_TASK GOAL_. Copy out every line of the records where the string "glass" occurs.

(Figure record extracts)

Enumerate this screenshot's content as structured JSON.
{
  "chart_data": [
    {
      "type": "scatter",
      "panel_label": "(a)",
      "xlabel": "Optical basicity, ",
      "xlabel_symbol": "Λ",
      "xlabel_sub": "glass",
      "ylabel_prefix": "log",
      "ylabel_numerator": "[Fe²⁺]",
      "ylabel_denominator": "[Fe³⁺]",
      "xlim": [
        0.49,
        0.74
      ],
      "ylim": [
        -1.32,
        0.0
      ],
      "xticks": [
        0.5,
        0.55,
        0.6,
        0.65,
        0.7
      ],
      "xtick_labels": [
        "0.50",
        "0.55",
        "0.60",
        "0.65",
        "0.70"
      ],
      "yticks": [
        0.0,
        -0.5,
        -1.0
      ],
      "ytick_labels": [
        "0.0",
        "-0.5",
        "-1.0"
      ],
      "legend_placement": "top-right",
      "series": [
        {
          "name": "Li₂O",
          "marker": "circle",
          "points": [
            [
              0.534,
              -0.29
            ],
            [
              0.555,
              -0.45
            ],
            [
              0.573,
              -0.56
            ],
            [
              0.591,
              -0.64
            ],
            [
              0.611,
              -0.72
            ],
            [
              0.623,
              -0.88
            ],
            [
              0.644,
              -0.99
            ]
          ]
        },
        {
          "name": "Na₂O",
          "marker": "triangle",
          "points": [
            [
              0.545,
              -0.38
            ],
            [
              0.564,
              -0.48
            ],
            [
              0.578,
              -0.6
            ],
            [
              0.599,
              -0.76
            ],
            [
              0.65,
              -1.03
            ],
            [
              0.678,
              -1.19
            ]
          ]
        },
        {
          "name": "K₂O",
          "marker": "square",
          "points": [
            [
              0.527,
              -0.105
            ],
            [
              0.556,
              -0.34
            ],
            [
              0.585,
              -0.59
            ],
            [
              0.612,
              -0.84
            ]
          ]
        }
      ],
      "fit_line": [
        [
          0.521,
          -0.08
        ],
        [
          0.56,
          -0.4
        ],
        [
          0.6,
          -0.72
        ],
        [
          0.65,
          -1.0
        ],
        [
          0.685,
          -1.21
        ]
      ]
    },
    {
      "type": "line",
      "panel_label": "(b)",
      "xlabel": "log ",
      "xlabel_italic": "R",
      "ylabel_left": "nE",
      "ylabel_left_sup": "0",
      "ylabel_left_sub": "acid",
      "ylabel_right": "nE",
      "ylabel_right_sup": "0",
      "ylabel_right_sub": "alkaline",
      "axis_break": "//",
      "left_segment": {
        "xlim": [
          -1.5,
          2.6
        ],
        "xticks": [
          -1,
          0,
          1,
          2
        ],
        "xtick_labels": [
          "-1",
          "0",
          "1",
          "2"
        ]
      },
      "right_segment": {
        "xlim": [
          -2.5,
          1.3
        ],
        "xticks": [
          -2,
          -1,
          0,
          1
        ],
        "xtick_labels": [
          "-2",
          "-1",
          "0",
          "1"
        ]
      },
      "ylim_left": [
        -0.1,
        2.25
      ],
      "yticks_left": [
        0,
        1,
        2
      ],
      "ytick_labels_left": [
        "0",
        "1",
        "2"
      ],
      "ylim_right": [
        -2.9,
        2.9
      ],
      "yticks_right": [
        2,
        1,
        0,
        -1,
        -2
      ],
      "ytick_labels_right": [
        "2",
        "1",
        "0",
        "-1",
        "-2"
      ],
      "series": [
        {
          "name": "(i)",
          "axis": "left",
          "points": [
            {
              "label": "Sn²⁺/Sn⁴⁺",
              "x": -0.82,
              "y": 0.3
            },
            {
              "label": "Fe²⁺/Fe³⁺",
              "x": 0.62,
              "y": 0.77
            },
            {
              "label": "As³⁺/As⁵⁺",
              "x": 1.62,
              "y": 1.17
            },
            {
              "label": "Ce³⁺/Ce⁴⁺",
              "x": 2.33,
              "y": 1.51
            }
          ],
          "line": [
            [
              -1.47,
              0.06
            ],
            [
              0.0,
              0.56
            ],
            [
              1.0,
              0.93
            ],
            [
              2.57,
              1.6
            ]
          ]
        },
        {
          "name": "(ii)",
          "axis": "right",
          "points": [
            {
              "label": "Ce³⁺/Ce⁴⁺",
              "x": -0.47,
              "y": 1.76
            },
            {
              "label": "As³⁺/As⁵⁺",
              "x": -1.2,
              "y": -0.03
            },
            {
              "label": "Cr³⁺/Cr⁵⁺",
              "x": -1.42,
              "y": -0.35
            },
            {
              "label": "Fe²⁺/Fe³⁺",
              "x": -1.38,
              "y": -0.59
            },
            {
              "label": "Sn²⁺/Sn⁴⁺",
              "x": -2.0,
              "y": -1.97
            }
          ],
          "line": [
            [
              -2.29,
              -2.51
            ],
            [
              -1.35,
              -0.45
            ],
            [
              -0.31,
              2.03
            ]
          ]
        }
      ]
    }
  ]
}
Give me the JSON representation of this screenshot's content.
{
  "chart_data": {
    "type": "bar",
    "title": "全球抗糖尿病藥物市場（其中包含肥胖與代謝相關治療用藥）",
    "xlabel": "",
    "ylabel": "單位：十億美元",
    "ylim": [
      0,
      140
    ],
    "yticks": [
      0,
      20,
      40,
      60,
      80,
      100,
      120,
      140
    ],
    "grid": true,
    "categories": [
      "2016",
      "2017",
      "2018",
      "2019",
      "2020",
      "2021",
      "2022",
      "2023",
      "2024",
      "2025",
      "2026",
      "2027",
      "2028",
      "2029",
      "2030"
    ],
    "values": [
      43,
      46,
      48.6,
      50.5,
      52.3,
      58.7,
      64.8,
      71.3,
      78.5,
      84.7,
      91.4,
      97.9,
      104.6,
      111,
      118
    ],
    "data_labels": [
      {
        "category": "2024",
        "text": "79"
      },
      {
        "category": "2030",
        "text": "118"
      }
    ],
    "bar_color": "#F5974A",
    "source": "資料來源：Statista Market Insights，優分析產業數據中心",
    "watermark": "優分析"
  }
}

==

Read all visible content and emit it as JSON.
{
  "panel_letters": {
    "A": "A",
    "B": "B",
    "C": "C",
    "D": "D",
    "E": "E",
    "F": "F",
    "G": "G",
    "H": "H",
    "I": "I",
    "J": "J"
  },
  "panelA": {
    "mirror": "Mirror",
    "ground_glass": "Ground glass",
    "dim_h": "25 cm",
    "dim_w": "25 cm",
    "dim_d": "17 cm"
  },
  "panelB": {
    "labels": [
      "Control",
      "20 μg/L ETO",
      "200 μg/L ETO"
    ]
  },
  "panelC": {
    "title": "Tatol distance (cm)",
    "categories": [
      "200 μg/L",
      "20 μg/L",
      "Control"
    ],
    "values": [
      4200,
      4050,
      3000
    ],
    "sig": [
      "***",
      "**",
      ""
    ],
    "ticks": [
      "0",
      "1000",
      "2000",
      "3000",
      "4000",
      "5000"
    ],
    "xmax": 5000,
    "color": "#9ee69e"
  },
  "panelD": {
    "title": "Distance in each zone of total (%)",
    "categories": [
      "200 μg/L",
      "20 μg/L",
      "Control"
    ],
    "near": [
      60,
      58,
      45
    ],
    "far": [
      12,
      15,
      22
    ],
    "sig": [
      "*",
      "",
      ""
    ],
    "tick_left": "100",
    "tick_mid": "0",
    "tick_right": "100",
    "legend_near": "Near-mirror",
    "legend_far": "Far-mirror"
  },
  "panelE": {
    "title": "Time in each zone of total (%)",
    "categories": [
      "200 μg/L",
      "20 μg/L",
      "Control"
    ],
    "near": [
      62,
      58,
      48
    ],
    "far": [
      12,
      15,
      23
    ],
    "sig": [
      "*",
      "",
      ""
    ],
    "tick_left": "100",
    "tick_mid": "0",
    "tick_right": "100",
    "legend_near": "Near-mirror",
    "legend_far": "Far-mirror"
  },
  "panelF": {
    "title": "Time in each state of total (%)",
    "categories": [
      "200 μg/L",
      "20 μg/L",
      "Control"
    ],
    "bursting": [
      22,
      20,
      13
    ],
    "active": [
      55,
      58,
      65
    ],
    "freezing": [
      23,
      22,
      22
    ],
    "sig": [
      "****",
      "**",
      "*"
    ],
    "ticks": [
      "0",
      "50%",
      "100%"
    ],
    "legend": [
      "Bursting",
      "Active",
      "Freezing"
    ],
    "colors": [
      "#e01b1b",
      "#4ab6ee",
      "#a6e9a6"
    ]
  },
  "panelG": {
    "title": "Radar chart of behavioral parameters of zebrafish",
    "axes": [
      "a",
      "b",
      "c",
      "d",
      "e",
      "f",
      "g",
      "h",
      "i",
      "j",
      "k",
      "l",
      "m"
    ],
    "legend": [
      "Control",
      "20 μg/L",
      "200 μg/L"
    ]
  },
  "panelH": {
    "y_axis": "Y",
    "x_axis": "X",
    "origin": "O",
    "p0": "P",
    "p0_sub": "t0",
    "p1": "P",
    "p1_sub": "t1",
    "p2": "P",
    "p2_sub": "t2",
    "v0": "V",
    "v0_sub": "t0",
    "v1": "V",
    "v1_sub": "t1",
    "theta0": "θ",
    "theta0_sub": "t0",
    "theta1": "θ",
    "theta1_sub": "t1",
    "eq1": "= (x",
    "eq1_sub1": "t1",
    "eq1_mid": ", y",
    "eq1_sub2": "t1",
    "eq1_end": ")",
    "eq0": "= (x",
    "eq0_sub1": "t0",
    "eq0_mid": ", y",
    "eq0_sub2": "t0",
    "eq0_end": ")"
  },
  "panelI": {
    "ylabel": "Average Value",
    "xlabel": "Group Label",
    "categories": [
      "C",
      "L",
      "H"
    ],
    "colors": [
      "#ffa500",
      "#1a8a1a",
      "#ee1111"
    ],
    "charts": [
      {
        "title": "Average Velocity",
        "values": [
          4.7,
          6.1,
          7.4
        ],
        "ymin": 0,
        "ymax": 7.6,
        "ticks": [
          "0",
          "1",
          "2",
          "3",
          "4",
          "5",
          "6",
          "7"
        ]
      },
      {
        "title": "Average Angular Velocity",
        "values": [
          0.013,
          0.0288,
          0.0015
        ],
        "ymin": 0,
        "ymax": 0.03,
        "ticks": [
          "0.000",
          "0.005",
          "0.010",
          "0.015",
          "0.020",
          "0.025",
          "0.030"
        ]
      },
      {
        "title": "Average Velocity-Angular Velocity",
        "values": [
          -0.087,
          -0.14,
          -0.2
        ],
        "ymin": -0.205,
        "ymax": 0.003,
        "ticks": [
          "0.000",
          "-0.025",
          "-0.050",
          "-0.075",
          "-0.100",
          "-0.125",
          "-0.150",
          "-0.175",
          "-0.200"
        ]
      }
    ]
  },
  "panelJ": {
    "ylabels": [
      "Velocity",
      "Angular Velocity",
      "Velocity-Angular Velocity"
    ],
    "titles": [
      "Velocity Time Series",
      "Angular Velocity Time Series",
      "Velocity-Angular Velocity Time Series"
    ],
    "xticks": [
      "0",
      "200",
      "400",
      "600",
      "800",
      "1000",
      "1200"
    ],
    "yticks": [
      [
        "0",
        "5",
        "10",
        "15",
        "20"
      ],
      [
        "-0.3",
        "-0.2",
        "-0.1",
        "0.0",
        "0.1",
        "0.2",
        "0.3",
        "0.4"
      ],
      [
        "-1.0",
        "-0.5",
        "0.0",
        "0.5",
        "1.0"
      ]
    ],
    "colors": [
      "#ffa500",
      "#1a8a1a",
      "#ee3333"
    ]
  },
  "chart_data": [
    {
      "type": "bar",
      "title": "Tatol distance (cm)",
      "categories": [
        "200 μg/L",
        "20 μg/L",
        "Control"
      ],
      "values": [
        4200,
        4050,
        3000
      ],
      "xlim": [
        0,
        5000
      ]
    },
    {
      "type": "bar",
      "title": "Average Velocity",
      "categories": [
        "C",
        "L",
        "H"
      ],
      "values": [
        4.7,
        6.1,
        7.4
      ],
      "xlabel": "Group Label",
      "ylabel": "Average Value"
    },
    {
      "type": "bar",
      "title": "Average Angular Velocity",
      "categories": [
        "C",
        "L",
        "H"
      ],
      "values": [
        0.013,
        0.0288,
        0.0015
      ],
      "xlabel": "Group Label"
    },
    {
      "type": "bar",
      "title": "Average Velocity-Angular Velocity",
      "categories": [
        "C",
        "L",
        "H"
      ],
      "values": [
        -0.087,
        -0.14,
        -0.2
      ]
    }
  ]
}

...

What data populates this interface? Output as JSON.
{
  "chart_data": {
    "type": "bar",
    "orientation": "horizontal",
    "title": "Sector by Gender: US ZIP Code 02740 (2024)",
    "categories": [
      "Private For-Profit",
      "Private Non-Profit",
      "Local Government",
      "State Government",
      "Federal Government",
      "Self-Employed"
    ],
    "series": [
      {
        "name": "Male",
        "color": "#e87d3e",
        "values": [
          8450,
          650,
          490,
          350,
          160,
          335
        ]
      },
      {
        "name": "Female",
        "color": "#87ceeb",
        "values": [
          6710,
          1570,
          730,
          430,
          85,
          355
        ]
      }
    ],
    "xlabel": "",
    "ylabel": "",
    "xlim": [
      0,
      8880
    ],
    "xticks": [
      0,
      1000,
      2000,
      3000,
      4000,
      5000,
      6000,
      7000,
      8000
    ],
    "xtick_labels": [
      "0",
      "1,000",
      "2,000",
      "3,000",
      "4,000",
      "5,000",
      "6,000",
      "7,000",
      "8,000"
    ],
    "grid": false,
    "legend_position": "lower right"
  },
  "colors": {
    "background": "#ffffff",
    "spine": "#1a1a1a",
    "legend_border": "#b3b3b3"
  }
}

_EXERCISE RESPONSE_.
      "xlabel_sub": "glass",
    "ground_glass": "Ground glass",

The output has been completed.